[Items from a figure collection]
= = = = = = =

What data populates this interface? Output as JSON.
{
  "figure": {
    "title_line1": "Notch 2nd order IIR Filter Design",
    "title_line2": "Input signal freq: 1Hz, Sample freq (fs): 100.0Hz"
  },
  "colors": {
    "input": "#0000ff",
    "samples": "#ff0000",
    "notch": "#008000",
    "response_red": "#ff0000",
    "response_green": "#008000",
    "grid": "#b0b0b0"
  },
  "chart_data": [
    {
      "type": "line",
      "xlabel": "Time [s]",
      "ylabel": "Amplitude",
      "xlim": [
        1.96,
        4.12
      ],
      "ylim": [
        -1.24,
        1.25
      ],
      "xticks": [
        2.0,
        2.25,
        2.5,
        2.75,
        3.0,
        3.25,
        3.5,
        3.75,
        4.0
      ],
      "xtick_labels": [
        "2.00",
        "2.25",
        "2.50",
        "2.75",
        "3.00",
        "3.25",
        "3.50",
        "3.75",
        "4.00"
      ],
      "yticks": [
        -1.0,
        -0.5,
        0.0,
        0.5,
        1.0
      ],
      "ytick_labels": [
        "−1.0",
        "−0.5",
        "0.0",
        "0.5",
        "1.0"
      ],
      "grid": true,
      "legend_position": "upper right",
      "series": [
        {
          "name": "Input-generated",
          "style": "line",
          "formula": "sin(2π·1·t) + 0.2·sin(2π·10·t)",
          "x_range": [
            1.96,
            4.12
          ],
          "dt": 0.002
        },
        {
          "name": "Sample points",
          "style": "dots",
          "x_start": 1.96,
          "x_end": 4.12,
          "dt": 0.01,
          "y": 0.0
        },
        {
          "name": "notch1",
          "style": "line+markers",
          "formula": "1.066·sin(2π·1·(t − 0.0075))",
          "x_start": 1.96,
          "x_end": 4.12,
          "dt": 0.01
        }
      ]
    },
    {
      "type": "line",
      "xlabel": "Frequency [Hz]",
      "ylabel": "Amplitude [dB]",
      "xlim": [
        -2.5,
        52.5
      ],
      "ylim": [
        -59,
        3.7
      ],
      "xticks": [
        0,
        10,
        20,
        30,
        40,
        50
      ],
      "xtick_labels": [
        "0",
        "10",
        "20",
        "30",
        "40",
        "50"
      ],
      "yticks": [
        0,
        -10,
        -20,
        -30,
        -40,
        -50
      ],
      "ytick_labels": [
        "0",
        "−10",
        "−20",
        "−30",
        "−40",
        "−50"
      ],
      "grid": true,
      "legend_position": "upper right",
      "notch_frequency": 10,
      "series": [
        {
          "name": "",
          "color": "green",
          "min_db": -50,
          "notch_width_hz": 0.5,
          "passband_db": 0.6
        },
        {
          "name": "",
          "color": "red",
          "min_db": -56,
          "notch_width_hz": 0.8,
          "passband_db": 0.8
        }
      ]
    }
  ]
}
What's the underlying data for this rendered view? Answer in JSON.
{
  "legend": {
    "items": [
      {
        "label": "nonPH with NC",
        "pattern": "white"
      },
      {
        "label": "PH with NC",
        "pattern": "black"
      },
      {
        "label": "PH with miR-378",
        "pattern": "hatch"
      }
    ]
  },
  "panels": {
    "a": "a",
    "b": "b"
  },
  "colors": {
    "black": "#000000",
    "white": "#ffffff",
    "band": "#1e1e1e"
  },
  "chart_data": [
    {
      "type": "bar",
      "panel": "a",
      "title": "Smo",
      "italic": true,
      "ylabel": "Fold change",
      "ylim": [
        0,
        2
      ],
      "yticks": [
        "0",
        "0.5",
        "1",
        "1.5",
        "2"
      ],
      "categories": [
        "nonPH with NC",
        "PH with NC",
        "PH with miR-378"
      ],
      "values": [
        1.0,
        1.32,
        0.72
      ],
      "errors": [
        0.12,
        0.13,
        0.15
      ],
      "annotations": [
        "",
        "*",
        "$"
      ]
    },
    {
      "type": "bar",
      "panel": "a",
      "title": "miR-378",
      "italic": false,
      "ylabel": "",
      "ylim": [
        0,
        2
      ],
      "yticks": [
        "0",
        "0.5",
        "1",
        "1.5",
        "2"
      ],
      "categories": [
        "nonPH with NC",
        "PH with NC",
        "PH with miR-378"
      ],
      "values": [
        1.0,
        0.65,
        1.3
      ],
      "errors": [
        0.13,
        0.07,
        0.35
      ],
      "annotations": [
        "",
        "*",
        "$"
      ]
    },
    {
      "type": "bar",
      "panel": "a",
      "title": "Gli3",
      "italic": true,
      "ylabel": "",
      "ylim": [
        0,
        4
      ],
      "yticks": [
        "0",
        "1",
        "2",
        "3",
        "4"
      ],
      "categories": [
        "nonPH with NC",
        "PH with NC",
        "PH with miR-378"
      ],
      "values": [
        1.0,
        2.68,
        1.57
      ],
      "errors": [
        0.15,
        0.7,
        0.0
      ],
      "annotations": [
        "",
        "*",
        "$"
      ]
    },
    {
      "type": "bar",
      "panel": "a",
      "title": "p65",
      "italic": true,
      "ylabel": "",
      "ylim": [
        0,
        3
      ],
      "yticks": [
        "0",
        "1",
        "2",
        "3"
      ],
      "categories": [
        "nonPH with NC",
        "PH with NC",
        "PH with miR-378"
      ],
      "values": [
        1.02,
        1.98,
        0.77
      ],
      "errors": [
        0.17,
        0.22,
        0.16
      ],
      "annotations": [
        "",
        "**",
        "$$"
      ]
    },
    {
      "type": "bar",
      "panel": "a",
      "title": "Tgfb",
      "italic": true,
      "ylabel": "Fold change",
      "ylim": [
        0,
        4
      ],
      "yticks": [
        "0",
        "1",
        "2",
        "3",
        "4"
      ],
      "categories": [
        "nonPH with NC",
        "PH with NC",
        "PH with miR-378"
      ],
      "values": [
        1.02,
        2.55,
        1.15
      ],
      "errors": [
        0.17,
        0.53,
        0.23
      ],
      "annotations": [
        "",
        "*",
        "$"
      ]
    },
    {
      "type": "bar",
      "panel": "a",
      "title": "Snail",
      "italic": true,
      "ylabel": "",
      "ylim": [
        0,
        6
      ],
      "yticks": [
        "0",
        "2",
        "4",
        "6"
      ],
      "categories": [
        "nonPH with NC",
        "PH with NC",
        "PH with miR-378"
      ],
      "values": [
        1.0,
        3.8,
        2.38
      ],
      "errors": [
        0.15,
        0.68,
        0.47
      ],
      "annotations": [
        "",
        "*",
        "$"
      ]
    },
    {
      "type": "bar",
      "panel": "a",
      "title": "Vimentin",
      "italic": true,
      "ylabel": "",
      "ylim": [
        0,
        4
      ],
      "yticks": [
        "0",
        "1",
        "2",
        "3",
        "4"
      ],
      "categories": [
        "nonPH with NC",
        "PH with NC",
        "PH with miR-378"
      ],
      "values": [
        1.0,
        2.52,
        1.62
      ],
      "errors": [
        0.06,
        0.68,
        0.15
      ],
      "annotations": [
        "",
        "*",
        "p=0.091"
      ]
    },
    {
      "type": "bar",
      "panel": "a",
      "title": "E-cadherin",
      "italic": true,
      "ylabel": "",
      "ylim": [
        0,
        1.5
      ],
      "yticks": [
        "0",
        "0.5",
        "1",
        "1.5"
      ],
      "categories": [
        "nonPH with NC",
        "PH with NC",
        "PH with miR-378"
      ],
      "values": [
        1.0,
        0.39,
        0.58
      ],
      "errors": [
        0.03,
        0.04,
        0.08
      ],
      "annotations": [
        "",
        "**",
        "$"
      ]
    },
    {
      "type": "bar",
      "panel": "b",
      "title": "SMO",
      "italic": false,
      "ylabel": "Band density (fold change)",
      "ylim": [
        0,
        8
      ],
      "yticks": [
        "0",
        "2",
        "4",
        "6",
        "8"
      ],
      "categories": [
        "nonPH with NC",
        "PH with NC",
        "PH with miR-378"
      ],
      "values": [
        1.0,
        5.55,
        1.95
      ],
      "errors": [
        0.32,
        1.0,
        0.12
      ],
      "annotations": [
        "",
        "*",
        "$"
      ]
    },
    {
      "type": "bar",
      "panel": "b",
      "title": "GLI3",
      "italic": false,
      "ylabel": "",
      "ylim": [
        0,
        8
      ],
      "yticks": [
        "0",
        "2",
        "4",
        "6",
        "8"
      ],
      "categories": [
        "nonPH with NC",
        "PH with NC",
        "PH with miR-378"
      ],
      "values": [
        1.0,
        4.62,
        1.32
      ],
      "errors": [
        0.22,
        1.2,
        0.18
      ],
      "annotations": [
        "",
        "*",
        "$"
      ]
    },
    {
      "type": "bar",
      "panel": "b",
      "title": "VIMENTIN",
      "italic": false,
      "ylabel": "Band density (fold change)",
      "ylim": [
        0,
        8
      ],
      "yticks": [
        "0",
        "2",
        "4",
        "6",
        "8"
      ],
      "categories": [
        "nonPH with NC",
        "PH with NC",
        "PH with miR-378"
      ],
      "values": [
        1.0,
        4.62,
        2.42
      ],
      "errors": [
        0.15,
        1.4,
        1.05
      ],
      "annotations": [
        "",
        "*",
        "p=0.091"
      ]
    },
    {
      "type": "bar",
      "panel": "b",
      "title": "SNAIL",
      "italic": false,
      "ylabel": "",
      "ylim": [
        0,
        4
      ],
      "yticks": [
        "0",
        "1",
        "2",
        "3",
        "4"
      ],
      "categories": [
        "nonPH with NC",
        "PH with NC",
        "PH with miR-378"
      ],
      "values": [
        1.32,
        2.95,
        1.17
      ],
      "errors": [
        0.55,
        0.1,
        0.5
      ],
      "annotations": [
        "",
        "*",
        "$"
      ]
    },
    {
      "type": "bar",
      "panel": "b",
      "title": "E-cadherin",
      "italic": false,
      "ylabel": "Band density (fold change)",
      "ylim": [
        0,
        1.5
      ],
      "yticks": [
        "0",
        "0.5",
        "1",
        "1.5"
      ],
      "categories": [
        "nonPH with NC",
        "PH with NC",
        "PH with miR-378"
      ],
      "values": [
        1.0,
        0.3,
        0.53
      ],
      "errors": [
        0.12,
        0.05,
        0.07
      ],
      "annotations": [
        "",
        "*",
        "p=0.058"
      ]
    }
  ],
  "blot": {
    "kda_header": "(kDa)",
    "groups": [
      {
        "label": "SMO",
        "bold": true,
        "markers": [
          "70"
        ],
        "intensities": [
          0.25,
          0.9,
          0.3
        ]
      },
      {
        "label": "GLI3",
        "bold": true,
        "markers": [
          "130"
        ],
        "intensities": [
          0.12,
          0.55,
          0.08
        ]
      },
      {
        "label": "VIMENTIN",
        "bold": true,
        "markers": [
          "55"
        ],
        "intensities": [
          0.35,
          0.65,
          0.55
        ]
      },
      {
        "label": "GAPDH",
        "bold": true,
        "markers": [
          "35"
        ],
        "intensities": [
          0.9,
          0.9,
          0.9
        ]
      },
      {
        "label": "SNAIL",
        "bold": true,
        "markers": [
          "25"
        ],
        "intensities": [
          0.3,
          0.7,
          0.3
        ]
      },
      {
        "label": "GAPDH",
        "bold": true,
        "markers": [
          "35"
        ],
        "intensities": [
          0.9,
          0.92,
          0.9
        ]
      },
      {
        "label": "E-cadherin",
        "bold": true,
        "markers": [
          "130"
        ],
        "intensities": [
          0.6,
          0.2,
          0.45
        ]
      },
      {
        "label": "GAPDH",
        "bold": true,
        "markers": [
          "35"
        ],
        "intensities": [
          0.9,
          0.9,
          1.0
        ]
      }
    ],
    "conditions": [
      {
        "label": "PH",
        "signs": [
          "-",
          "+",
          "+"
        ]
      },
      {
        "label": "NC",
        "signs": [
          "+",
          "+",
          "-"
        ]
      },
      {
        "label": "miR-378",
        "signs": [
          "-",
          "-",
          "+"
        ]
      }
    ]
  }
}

= = = = = = =

Exercise brief:
Note how many lines of the material contain the string "style". Then report that number by itself.

Output:
3